* [Assignment]:
The whole of the data is to be duplicated precisely.

Dataset entries:
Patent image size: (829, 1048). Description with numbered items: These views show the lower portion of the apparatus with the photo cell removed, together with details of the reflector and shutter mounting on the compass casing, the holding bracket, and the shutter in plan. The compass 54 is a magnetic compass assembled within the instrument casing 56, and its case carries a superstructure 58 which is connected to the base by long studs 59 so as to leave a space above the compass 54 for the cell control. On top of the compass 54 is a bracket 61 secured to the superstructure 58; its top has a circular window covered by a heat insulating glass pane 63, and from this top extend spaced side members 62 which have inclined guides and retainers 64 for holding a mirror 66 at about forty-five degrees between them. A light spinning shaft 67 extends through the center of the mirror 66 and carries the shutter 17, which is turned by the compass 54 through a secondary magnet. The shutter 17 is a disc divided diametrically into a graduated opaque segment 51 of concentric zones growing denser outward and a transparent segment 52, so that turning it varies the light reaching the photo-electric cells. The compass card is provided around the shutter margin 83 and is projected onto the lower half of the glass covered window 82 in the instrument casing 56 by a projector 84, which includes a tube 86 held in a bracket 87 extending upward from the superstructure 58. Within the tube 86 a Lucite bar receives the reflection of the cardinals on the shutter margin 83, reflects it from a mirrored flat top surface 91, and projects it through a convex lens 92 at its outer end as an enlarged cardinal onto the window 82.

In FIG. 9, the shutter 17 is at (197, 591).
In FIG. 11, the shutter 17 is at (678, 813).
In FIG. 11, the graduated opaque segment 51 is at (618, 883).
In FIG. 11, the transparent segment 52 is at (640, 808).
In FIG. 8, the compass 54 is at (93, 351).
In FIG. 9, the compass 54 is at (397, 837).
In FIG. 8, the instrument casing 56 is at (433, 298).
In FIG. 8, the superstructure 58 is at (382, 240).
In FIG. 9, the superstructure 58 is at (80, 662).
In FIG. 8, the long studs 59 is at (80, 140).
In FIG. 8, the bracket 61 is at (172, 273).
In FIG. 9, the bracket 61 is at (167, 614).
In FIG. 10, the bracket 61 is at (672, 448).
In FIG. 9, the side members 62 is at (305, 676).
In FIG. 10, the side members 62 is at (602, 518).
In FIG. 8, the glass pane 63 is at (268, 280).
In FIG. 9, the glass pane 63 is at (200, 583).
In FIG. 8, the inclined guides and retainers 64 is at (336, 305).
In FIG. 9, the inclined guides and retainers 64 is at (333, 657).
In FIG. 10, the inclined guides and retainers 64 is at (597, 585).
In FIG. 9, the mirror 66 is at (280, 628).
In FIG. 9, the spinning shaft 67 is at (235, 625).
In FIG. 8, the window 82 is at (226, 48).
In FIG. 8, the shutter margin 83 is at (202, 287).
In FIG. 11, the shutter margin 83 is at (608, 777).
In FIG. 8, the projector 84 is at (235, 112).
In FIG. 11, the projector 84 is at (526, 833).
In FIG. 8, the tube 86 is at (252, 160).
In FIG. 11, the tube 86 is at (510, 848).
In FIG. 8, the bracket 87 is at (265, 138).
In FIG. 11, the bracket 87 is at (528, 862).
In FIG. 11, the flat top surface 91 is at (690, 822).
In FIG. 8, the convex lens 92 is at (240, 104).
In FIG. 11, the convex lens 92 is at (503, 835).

* [Exercise response]:
Patent image size: (829, 1048). Description with numbered items: These views show the lower portion of the apparatus with the photo cell removed, together with details of the reflector and shutter mounting on the compass casing, the holding bracket, and the shutter in plan. The compass 54 is a magnetic compass assembled within the instrument casing 56, and its case carries a superstructure 58 which is connected to the base by long studs 59 so as to leave a space above the compass 54 for the cell control. On top of the compass 54 is a bracket 61 secured to the superstructure 58; its top has a circular window covered by a heat insulating glass pane 63, and from this top extend spaced side members 62 which have inclined guides and retainers 64 for holding a mirror 66 at about forty-five degrees between them. A light spinning shaft 67 extends through the center of the mirror 66 and carries the shutter 17, which is turned by the compass 54 through a secondary magnet. The shutter 17 is a disc divided diametrically into a graduated opaque segment 51 of concentric zones growing denser outward and a transparent segment 52, so that turning it varies the light reaching the photo-electric cells. The compass card is provided around the shutter margin 83 and is projected onto the lower half of the glass covered window 82 in the instrument casing 56 by a projector 84, which includes a tube 86 held in a bracket 87 extending upward from the superstructure 58. Within the tube 86 a Lucite bar receives the reflection of the cardinals on the shutter margin 83, reflects it from a mirrored flat top surface 91, and projects it through a convex lens 92 at its outer end as an enlarged cardinal onto the window 82.

In FIG. 9, the shutter 17 is at (197, 591).
In FIG. 11, the shutter 17 is at (678, 813).
In FIG. 11, the graduated opaque segment 51 is at (618, 883).
In FIG. 11, the transparent segment 52 is at (640, 808).
In FIG. 8, the compass 54 is at (93, 351).
In FIG. 9, the compass 54 is at (397, 837).
In FIG. 8, the instrument casing 56 is at (433, 298).
In FIG. 8, the superstructure 58 is at (382, 240).
In FIG. 9, the superstructure 58 is at (80, 662).
In FIG. 8, the long studs 59 is at (80, 140).
In FIG. 8, the bracket 61 is at (172, 273).
In FIG. 9, the bracket 61 is at (167, 614).
In FIG. 10, the bracket 61 is at (672, 448).
In FIG. 9, the side members 62 is at (305, 676).
In FIG. 10, the side members 62 is at (602, 518).
In FIG. 8, the glass pane 63 is at (268, 280).
In FIG. 9, the glass pane 63 is at (200, 583).
In FIG. 8, the inclined guides and retainers 64 is at (336, 305).
In FIG. 9, the inclined guides and retainers 64 is at (333, 657).
In FIG. 10, the inclined guides and retainers 64 is at (597, 585).
In FIG. 9, the mirror 66 is at (280, 628).
In FIG. 9, the spinning shaft 67 is at (235, 625).
In FIG. 8, the window 82 is at (226, 48).
In FIG. 8, the shutter margin 83 is at (202, 287).
In FIG. 11, the shutter margin 83 is at (608, 777).
In FIG. 8, the projector 84 is at (235, 112).
In FIG. 11, the projector 84 is at (526, 833).
In FIG. 8, the tube 86 is at (252, 160).
In FIG. 11, the tube 86 is at (510, 848).
In FIG. 8, the bracket 87 is at (265, 138).
In FIG. 11, the bracket 87 is at (528, 862).
In FIG. 11, the flat top surface 91 is at (690, 822).
In FIG. 8, the convex lens 92 is at (240, 104).
In FIG. 11, the convex lens 92 is at (503, 835).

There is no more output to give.